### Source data
Segment Open

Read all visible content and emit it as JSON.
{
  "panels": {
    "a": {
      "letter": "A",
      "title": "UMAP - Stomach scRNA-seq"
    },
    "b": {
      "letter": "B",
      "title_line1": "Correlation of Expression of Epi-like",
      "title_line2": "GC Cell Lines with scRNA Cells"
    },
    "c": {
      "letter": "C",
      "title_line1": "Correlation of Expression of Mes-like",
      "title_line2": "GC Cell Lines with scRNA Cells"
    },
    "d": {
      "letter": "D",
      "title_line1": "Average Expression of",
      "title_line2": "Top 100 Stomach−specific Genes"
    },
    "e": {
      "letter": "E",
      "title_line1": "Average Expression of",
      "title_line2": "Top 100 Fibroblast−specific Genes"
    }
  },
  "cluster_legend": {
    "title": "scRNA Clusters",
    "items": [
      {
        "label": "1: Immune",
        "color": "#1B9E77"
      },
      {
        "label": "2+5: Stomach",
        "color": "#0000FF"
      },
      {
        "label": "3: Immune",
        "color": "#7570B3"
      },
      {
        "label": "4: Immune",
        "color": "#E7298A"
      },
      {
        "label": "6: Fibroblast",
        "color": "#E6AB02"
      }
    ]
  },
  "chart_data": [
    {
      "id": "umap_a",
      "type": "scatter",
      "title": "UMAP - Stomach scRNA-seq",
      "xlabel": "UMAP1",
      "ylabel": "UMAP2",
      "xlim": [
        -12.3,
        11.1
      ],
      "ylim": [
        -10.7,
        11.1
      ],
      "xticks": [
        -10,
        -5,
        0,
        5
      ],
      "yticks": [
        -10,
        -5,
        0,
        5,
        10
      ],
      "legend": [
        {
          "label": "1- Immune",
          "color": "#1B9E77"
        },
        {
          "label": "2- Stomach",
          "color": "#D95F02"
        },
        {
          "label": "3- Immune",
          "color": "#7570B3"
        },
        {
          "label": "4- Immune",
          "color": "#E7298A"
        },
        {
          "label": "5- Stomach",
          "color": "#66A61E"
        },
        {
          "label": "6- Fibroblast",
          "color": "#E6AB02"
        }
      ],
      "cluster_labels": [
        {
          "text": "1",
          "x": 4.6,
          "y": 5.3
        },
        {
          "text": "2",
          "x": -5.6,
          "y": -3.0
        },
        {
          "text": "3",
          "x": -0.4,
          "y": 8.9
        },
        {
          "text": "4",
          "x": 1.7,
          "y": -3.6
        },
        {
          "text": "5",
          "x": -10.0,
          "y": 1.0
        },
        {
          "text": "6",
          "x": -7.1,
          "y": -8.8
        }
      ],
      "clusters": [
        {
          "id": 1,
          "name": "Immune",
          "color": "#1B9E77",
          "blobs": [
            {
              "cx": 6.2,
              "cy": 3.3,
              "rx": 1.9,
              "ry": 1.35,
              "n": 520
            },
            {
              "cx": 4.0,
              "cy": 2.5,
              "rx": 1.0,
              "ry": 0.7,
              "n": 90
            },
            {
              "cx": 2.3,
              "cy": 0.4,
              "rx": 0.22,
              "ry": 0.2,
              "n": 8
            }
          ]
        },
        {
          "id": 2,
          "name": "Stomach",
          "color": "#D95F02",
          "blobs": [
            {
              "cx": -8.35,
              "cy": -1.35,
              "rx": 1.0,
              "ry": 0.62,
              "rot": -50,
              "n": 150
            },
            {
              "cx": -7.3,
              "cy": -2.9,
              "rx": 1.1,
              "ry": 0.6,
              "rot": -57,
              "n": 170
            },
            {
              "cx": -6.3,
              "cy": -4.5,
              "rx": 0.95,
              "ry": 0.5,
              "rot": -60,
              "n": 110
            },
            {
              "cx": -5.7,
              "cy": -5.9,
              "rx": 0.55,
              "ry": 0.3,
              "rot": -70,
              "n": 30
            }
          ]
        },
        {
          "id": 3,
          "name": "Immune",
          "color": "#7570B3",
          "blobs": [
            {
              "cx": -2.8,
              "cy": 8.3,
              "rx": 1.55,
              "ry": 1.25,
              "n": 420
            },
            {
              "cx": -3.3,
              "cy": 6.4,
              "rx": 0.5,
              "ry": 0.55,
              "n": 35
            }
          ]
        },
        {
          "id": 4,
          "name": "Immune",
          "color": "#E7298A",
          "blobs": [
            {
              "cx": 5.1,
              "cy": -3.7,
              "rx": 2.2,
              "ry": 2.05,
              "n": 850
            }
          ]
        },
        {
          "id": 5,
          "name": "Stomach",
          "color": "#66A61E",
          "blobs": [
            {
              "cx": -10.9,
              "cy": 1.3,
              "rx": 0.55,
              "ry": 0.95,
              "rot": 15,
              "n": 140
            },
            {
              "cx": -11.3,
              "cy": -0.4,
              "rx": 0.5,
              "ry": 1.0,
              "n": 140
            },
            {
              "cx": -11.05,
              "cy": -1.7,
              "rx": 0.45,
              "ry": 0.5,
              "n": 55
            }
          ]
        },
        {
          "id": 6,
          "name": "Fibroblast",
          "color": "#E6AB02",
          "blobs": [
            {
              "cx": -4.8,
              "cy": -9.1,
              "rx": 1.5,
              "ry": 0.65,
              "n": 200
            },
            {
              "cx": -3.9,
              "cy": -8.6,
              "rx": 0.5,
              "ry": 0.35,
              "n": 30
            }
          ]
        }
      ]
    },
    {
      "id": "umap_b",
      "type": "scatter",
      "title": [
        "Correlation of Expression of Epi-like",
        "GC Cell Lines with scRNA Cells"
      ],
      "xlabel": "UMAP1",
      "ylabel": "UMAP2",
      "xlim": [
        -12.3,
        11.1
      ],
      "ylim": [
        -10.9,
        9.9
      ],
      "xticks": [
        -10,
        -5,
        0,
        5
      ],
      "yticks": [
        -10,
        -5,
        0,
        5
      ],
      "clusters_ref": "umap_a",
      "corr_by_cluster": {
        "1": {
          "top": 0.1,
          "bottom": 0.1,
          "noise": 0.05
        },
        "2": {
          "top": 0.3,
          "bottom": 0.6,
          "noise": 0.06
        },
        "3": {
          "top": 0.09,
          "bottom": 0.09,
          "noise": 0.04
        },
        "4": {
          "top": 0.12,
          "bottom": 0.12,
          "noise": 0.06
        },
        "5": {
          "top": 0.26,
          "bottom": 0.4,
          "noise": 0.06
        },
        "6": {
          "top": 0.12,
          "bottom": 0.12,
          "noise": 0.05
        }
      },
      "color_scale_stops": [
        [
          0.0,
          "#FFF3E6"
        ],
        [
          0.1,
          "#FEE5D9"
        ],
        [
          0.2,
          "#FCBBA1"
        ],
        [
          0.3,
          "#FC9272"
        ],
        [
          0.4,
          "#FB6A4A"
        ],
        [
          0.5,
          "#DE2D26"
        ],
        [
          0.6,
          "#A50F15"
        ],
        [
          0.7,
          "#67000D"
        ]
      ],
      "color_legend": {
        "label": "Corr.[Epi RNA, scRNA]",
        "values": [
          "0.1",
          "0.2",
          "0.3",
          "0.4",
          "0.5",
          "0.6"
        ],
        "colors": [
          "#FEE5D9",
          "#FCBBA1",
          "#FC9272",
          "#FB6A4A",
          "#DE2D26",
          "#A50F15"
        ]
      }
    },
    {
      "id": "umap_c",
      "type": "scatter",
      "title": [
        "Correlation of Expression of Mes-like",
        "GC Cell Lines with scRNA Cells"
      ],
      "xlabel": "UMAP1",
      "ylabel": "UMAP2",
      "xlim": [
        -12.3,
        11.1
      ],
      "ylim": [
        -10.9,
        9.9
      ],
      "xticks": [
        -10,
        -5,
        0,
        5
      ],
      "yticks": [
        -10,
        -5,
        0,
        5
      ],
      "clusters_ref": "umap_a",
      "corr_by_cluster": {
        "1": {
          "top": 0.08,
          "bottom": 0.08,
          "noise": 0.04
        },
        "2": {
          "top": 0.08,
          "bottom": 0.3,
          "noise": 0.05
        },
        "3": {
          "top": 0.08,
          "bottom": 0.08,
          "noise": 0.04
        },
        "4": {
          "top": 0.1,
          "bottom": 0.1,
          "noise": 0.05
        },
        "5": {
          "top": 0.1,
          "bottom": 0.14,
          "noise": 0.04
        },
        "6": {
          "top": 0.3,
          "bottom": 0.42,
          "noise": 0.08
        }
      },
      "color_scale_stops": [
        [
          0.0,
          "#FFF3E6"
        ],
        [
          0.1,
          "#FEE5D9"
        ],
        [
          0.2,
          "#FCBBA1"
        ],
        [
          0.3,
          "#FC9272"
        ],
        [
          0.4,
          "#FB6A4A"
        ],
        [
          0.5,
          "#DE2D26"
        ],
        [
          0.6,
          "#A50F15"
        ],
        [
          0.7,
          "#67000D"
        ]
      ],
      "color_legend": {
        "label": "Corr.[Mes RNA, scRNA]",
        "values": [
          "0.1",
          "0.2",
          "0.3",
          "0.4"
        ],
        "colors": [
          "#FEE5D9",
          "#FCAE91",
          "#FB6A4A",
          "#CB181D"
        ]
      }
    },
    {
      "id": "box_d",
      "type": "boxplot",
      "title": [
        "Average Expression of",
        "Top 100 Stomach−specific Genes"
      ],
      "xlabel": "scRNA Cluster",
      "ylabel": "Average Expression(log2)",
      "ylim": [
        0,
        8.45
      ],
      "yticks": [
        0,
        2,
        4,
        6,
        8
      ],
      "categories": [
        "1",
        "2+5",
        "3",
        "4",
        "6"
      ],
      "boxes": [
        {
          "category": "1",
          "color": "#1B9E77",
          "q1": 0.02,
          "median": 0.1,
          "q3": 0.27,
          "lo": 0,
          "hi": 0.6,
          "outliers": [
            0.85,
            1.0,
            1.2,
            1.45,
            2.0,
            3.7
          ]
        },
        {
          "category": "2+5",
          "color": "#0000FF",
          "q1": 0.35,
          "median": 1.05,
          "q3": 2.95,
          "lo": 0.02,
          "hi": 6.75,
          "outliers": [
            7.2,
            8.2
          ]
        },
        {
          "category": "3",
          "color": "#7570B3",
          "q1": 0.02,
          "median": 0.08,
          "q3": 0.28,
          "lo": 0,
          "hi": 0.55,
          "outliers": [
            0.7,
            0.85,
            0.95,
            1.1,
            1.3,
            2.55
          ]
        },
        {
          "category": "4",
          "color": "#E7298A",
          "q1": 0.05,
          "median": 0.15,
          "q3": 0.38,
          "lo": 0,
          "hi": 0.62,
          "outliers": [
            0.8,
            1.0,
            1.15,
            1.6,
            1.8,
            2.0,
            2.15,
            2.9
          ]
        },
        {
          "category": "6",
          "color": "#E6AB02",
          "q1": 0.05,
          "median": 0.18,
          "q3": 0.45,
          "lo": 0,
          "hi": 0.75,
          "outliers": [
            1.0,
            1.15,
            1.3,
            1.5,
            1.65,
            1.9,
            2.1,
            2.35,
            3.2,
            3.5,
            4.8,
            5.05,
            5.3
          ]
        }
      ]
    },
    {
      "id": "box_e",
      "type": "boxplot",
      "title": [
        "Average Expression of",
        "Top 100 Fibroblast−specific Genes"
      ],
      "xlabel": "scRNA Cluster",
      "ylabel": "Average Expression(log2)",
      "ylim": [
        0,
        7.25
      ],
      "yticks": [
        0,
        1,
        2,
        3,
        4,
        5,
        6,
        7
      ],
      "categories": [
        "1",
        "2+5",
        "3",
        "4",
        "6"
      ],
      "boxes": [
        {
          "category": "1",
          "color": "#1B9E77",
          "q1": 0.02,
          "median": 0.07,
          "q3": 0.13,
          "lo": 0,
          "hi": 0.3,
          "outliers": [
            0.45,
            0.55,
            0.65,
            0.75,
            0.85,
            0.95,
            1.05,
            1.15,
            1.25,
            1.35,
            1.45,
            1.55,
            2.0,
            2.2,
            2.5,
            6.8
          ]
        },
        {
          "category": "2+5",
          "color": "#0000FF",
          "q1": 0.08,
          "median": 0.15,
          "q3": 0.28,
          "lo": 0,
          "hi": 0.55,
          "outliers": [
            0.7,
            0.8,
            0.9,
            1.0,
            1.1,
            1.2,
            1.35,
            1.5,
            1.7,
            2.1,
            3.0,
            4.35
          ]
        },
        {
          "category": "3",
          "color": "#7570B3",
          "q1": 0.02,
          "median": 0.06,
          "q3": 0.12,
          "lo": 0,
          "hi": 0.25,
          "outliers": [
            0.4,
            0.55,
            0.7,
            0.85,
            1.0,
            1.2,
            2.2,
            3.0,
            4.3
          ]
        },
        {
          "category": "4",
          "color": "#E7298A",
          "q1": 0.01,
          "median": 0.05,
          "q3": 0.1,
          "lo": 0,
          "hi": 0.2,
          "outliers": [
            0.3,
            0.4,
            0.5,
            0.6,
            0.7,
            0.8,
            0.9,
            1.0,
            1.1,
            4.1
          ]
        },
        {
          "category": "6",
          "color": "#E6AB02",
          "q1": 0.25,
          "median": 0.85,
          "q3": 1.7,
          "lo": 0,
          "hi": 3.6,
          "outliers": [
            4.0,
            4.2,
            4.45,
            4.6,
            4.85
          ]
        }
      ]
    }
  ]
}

Segment Closed

The count of lines in the records above holding the word "Immune" should be reported as a number, with nothing added.

9